** BEGIN Items **

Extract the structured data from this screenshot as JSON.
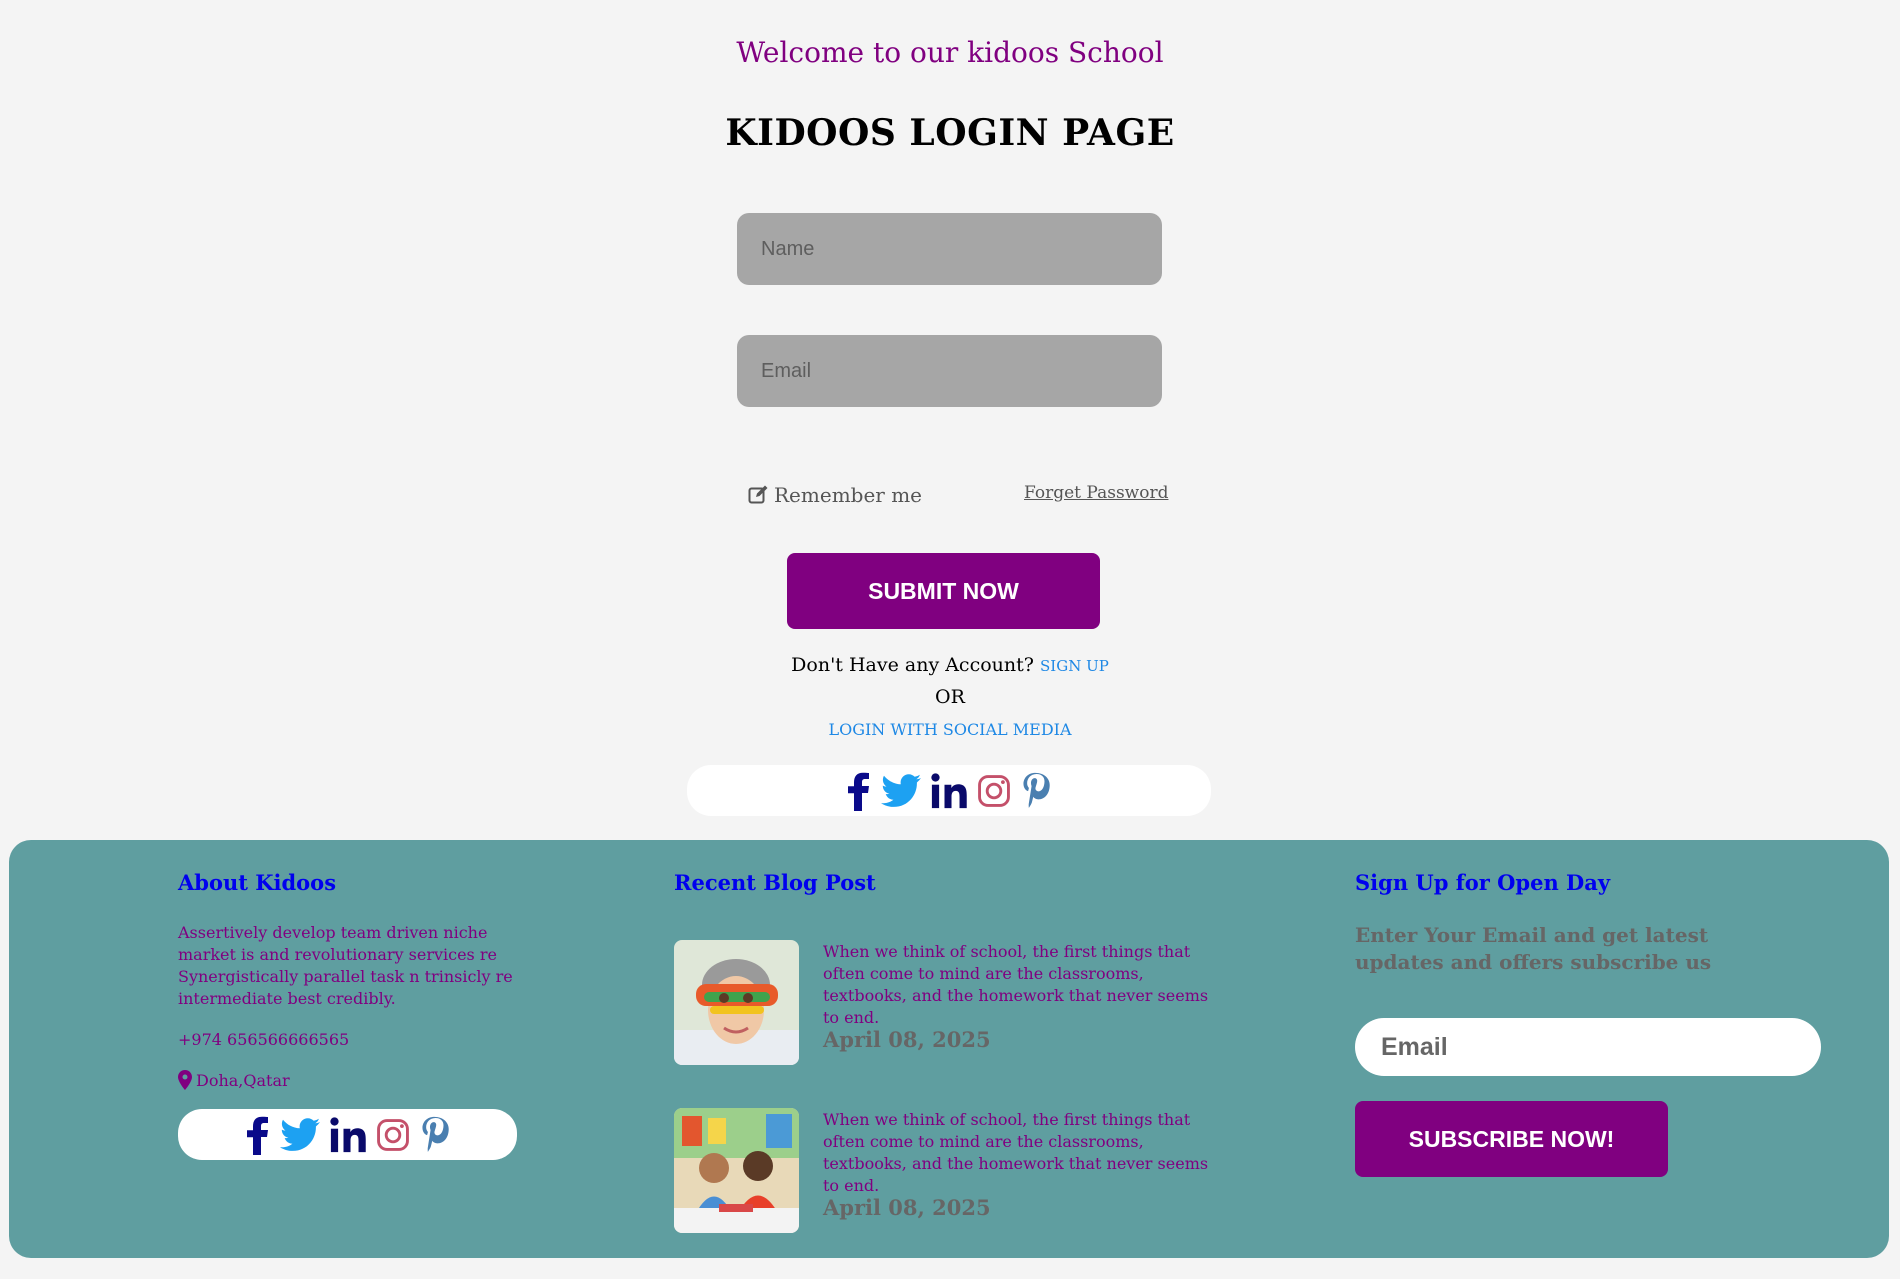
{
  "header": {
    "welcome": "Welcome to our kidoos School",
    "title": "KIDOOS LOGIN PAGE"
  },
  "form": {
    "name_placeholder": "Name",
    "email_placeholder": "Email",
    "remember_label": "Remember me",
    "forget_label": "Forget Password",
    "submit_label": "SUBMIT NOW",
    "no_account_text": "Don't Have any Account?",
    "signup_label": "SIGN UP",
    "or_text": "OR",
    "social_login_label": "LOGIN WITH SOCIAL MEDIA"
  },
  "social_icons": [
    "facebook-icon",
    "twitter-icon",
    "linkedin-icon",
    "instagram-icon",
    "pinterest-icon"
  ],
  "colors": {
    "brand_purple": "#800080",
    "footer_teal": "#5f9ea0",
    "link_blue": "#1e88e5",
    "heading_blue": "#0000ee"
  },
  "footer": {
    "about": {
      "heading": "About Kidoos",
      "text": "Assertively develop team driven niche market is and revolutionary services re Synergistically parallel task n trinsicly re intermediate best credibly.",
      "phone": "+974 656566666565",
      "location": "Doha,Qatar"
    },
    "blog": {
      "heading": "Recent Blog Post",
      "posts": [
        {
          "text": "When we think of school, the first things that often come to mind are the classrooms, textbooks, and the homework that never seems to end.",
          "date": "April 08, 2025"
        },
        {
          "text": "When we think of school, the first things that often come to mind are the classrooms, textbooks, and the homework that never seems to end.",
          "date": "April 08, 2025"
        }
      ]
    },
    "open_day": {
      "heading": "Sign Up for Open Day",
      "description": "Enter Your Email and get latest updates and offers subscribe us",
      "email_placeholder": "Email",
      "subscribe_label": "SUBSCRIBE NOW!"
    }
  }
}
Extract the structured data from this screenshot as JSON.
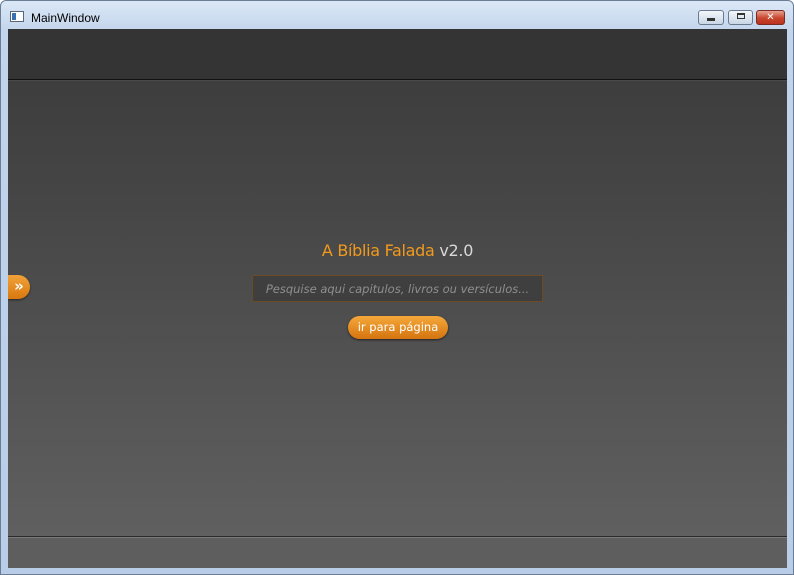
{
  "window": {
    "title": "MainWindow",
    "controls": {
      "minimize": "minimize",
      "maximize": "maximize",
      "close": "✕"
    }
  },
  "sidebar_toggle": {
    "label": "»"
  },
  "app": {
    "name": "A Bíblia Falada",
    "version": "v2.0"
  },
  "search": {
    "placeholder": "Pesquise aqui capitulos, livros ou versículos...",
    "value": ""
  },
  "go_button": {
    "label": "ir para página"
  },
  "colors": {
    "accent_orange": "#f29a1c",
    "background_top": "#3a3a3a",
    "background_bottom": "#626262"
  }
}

** END Items **

Instructions for the task>
Pictures stay out; reproduce every line of the records exactly.

Result>
Extract the structured data from this screenshot as JSON.
{
  "header": {
    "welcome": "Welcome to our kidoos School",
    "title": "KIDOOS LOGIN PAGE"
  },
  "form": {
    "name_placeholder": "Name",
    "email_placeholder": "Email",
    "remember_label": "Remember me",
    "forget_label": "Forget Password",
    "submit_label": "SUBMIT NOW",
    "no_account_text": "Don't Have any Account?",
    "signup_label": "SIGN UP",
    "or_text": "OR",
    "social_login_label": "LOGIN WITH SOCIAL MEDIA"
  },
  "social_icons": [
    "facebook-icon",
    "twitter-icon",
    "linkedin-icon",
    "instagram-icon",
    "pinterest-icon"
  ],
  "colors": {
    "brand_purple": "#800080",
    "footer_teal": "#5f9ea0",
    "link_blue": "#1e88e5",
    "heading_blue": "#0000ee"
  },
  "footer": {
    "about": {
      "heading": "About Kidoos",
      "text": "Assertively develop team driven niche market is and revolutionary services re Synergistically parallel task n trinsicly re intermediate best credibly.",
      "phone": "+974 656566666565",
      "location": "Doha,Qatar"
    },
    "blog": {
      "heading": "Recent Blog Post",
      "posts": [
        {
          "text": "When we think of school, the first things that often come to mind are the classrooms, textbooks, and the homework that never seems to end.",
          "date": "April 08, 2025"
        },
        {
          "text": "When we think of school, the first things that often come to mind are the classrooms, textbooks, and the homework that never seems to end.",
          "date": "April 08, 2025"
        }
      ]
    },
    "open_day": {
      "heading": "Sign Up for Open Day",
      "description": "Enter Your Email and get latest updates and offers subscribe us",
      "email_placeholder": "Email",
      "subscribe_label": "SUBSCRIBE NOW!"
    }
  }
}
Extract the structured data from this screenshot as JSON.
{
  "window": {
    "title": "MainWindow",
    "controls": {
      "minimize": "minimize",
      "maximize": "maximize",
      "close": "✕"
    }
  },
  "sidebar_toggle": {
    "label": "»"
  },
  "app": {
    "name": "A Bíblia Falada",
    "version": "v2.0"
  },
  "search": {
    "placeholder": "Pesquise aqui capitulos, livros ou versículos...",
    "value": ""
  },
  "go_button": {
    "label": "ir para página"
  },
  "colors": {
    "accent_orange": "#f29a1c",
    "background_top": "#3a3a3a",
    "background_bottom": "#626262"
  }
}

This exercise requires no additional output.